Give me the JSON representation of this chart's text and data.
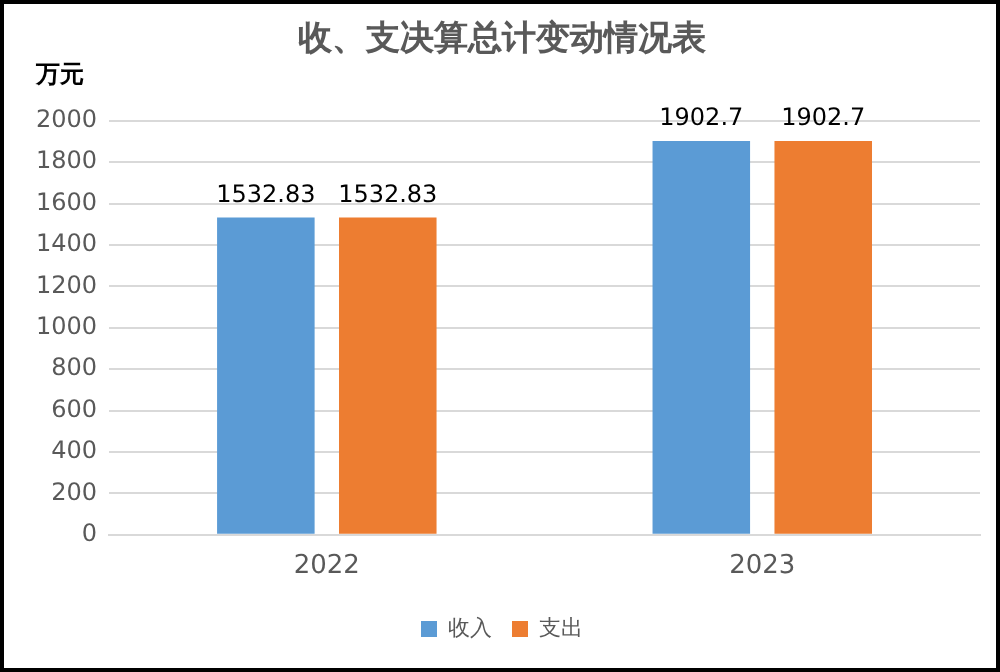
{
  "chart_data": {
    "type": "bar",
    "title": "收、支决算总计变动情况表",
    "ylabel": "万元",
    "categories": [
      "2022",
      "2023"
    ],
    "series": [
      {
        "name": "收入",
        "color": "#5b9bd5",
        "values": [
          1532.83,
          1902.7
        ]
      },
      {
        "name": "支出",
        "color": "#ed7d31",
        "values": [
          1532.83,
          1902.7
        ]
      }
    ],
    "ylim": [
      0,
      2000
    ],
    "yticks": [
      0,
      200,
      400,
      600,
      800,
      1000,
      1200,
      1400,
      1600,
      1800,
      2000
    ],
    "grid": "y",
    "legend": "bottom",
    "data_labels": true
  }
}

**Short problem**:
Go through the listing above and write it all out exactly, leaving out any picture.

**Result**:
Give me the JSON representation of this chart's text and data.
{
  "chart_data": {
    "type": "bar",
    "title": "收、支决算总计变动情况表",
    "ylabel": "万元",
    "categories": [
      "2022",
      "2023"
    ],
    "series": [
      {
        "name": "收入",
        "color": "#5b9bd5",
        "values": [
          1532.83,
          1902.7
        ]
      },
      {
        "name": "支出",
        "color": "#ed7d31",
        "values": [
          1532.83,
          1902.7
        ]
      }
    ],
    "ylim": [
      0,
      2000
    ],
    "yticks": [
      0,
      200,
      400,
      600,
      800,
      1000,
      1200,
      1400,
      1600,
      1800,
      2000
    ],
    "grid": "y",
    "legend": "bottom",
    "data_labels": true
  }
}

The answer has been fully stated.